[Provided material start]
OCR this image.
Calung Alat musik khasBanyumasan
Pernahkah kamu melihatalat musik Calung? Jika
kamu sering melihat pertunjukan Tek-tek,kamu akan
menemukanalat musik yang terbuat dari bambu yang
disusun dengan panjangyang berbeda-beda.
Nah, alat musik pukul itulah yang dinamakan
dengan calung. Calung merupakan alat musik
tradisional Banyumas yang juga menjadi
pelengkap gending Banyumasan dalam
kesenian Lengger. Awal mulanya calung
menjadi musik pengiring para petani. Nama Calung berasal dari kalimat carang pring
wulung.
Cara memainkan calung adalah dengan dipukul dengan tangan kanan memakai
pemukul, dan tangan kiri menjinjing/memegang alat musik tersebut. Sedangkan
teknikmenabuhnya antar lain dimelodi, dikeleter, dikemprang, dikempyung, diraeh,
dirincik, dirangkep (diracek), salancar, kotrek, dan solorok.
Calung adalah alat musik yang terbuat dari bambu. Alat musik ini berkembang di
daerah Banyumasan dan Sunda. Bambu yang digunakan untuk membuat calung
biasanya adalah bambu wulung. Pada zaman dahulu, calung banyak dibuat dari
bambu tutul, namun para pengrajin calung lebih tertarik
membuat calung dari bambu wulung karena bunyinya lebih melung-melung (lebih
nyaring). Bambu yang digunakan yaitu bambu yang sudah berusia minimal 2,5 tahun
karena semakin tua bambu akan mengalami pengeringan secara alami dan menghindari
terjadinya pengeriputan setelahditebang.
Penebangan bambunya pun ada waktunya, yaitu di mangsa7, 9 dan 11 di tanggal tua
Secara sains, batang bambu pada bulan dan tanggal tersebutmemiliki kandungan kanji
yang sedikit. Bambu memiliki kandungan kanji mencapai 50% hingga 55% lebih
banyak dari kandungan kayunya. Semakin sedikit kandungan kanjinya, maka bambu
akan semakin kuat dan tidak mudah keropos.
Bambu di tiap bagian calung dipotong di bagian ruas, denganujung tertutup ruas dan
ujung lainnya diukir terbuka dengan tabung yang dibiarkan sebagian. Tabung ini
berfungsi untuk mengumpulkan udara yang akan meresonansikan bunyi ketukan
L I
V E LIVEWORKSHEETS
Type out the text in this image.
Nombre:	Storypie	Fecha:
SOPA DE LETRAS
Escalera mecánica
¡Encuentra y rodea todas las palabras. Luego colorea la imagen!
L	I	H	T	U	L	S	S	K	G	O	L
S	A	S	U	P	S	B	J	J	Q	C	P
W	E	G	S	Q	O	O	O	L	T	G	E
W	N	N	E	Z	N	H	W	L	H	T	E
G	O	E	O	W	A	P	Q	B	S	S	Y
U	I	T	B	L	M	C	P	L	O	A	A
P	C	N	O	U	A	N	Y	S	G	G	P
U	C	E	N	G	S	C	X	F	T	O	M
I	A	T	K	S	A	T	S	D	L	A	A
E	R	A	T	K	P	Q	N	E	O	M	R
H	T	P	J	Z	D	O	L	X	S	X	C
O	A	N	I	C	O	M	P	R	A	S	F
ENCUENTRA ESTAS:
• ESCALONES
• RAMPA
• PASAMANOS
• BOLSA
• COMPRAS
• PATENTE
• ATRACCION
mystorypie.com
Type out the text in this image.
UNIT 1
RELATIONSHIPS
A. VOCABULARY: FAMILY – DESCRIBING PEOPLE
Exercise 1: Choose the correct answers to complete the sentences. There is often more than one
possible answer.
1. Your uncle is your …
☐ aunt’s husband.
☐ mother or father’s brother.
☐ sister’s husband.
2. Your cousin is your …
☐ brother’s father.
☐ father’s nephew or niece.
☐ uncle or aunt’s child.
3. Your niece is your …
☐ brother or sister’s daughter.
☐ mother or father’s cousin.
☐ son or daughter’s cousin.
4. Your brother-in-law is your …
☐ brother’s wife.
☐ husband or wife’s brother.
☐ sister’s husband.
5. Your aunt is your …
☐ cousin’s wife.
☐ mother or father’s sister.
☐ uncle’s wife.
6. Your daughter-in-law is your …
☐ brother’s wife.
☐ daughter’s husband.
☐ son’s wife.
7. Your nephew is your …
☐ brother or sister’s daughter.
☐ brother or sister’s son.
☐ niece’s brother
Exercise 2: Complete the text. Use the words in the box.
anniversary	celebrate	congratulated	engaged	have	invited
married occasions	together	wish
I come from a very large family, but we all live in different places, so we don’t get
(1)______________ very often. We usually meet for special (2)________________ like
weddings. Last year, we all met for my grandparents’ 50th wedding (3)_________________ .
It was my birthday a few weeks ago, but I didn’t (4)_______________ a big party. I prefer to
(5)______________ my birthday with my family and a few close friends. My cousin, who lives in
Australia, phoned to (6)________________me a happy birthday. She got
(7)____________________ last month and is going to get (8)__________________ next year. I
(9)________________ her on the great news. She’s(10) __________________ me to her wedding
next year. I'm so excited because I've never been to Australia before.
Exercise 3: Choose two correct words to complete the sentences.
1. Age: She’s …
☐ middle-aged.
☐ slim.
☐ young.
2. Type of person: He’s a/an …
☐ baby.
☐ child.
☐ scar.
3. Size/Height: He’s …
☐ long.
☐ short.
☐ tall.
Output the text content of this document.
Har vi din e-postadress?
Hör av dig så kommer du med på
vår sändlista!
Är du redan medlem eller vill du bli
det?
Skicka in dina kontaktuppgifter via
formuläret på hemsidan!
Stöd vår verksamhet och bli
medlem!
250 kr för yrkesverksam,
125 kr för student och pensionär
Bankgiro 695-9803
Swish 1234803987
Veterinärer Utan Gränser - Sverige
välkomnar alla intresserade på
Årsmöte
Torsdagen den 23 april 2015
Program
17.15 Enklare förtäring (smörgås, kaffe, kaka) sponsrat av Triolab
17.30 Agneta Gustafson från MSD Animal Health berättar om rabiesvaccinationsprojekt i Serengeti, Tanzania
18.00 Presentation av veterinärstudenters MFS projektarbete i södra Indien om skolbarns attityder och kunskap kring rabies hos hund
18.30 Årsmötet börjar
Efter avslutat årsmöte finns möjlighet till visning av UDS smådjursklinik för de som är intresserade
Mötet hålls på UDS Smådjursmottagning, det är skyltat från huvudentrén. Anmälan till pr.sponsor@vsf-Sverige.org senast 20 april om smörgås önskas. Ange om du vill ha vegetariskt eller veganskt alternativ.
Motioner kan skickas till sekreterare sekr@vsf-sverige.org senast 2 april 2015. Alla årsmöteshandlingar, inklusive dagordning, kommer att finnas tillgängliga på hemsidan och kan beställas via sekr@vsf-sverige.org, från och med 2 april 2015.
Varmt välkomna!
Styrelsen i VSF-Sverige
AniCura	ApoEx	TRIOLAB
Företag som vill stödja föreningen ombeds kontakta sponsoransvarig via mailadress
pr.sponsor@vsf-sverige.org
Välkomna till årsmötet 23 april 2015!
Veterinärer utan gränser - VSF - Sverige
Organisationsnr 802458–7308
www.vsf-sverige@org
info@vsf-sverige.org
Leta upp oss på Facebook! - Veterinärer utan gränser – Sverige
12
[Provided material end]
Written task
Copy out each record from above, exactly.

Solution for this problem
OCR this image.
Calung Alat musik khasBanyumasan
Pernahkah kamu melihatalat musik Calung? Jika
kamu sering melihat pertunjukan Tek-tek,kamu akan
menemukanalat musik yang terbuat dari bambu yang
disusun dengan panjangyang berbeda-beda.
Nah, alat musik pukul itulah yang dinamakan
dengan calung. Calung merupakan alat musik
tradisional Banyumas yang juga menjadi
pelengkap gending Banyumasan dalam
kesenian Lengger. Awal mulanya calung
menjadi musik pengiring para petani. Nama Calung berasal dari kalimat carang pring
wulung.
Cara memainkan calung adalah dengan dipukul dengan tangan kanan memakai
pemukul, dan tangan kiri menjinjing/memegang alat musik tersebut. Sedangkan
teknikmenabuhnya antar lain dimelodi, dikeleter, dikemprang, dikempyung, diraeh,
dirincik, dirangkep (diracek), salancar, kotrek, dan solorok.
Calung adalah alat musik yang terbuat dari bambu. Alat musik ini berkembang di
daerah Banyumasan dan Sunda. Bambu yang digunakan untuk membuat calung
biasanya adalah bambu wulung. Pada zaman dahulu, calung banyak dibuat dari
bambu tutul, namun para pengrajin calung lebih tertarik
membuat calung dari bambu wulung karena bunyinya lebih melung-melung (lebih
nyaring). Bambu yang digunakan yaitu bambu yang sudah berusia minimal 2,5 tahun
karena semakin tua bambu akan mengalami pengeringan secara alami dan menghindari
terjadinya pengeriputan setelahditebang.
Penebangan bambunya pun ada waktunya, yaitu di mangsa7, 9 dan 11 di tanggal tua
Secara sains, batang bambu pada bulan dan tanggal tersebutmemiliki kandungan kanji
yang sedikit. Bambu memiliki kandungan kanji mencapai 50% hingga 55% lebih
banyak dari kandungan kayunya. Semakin sedikit kandungan kanjinya, maka bambu
akan semakin kuat dan tidak mudah keropos.
Bambu di tiap bagian calung dipotong di bagian ruas, denganujung tertutup ruas dan
ujung lainnya diukir terbuka dengan tabung yang dibiarkan sebagian. Tabung ini
berfungsi untuk mengumpulkan udara yang akan meresonansikan bunyi ketukan
L I
V E LIVEWORKSHEETS
Type out the text in this image.
Nombre:	Storypie	Fecha:
SOPA DE LETRAS
Escalera mecánica
¡Encuentra y rodea todas las palabras. Luego colorea la imagen!
L	I	H	T	U	L	S	S	K	G	O	L
S	A	S	U	P	S	B	J	J	Q	C	P
W	E	G	S	Q	O	O	O	L	T	G	E
W	N	N	E	Z	N	H	W	L	H	T	E
G	O	E	O	W	A	P	Q	B	S	S	Y
U	I	T	B	L	M	C	P	L	O	A	A
P	C	N	O	U	A	N	Y	S	G	G	P
U	C	E	N	G	S	C	X	F	T	O	M
I	A	T	K	S	A	T	S	D	L	A	A
E	R	A	T	K	P	Q	N	E	O	M	R
H	T	P	J	Z	D	O	L	X	S	X	C
O	A	N	I	C	O	M	P	R	A	S	F
ENCUENTRA ESTAS:
• ESCALONES
• RAMPA
• PASAMANOS
• BOLSA
• COMPRAS
• PATENTE
• ATRACCION
mystorypie.com
Type out the text in this image.
UNIT 1
RELATIONSHIPS
A. VOCABULARY: FAMILY – DESCRIBING PEOPLE
Exercise 1: Choose the correct answers to complete the sentences. There is often more than one
possible answer.
1. Your uncle is your …
☐ aunt’s husband.
☐ mother or father’s brother.
☐ sister’s husband.
2. Your cousin is your …
☐ brother’s father.
☐ father’s nephew or niece.
☐ uncle or aunt’s child.
3. Your niece is your …
☐ brother or sister’s daughter.
☐ mother or father’s cousin.
☐ son or daughter’s cousin.
4. Your brother-in-law is your …
☐ brother’s wife.
☐ husband or wife’s brother.
☐ sister’s husband.
5. Your aunt is your …
☐ cousin’s wife.
☐ mother or father’s sister.
☐ uncle’s wife.
6. Your daughter-in-law is your …
☐ brother’s wife.
☐ daughter’s husband.
☐ son’s wife.
7. Your nephew is your …
☐ brother or sister’s daughter.
☐ brother or sister’s son.
☐ niece’s brother
Exercise 2: Complete the text. Use the words in the box.
anniversary	celebrate	congratulated	engaged	have	invited
married occasions	together	wish
I come from a very large family, but we all live in different places, so we don’t get
(1)______________ very often. We usually meet for special (2)________________ like
weddings. Last year, we all met for my grandparents’ 50th wedding (3)_________________ .
It was my birthday a few weeks ago, but I didn’t (4)_______________ a big party. I prefer to
(5)______________ my birthday with my family and a few close friends. My cousin, who lives in
Australia, phoned to (6)________________me a happy birthday. She got
(7)____________________ last month and is going to get (8)__________________ next year. I
(9)________________ her on the great news. She’s(10) __________________ me to her wedding
next year. I'm so excited because I've never been to Australia before.
Exercise 3: Choose two correct words to complete the sentences.
1. Age: She’s …
☐ middle-aged.
☐ slim.
☐ young.
2. Type of person: He’s a/an …
☐ baby.
☐ child.
☐ scar.
3. Size/Height: He’s …
☐ long.
☐ short.
☐ tall.
Output the text content of this document.
Har vi din e-postadress?
Hör av dig så kommer du med på
vår sändlista!
Är du redan medlem eller vill du bli
det?
Skicka in dina kontaktuppgifter via
formuläret på hemsidan!
Stöd vår verksamhet och bli
medlem!
250 kr för yrkesverksam,
125 kr för student och pensionär
Bankgiro 695-9803
Swish 1234803987
Veterinärer Utan Gränser - Sverige
välkomnar alla intresserade på
Årsmöte
Torsdagen den 23 april 2015
Program
17.15 Enklare förtäring (smörgås, kaffe, kaka) sponsrat av Triolab
17.30 Agneta Gustafson från MSD Animal Health berättar om rabiesvaccinationsprojekt i Serengeti, Tanzania
18.00 Presentation av veterinärstudenters MFS projektarbete i södra Indien om skolbarns attityder och kunskap kring rabies hos hund
18.30 Årsmötet börjar
Efter avslutat årsmöte finns möjlighet till visning av UDS smådjursklinik för de som är intresserade
Mötet hålls på UDS Smådjursmottagning, det är skyltat från huvudentrén. Anmälan till pr.sponsor@vsf-Sverige.org senast 20 april om smörgås önskas. Ange om du vill ha vegetariskt eller veganskt alternativ.
Motioner kan skickas till sekreterare sekr@vsf-sverige.org senast 2 april 2015. Alla årsmöteshandlingar, inklusive dagordning, kommer att finnas tillgängliga på hemsidan och kan beställas via sekr@vsf-sverige.org, från och med 2 april 2015.
Varmt välkomna!
Styrelsen i VSF-Sverige
AniCura	ApoEx	TRIOLAB
Företag som vill stödja föreningen ombeds kontakta sponsoransvarig via mailadress
pr.sponsor@vsf-sverige.org
Välkomna till årsmötet 23 april 2015!
Veterinärer utan gränser - VSF - Sverige
Organisationsnr 802458–7308
www.vsf-sverige@org
info@vsf-sverige.org
Leta upp oss på Facebook! - Veterinärer utan gränser – Sverige
12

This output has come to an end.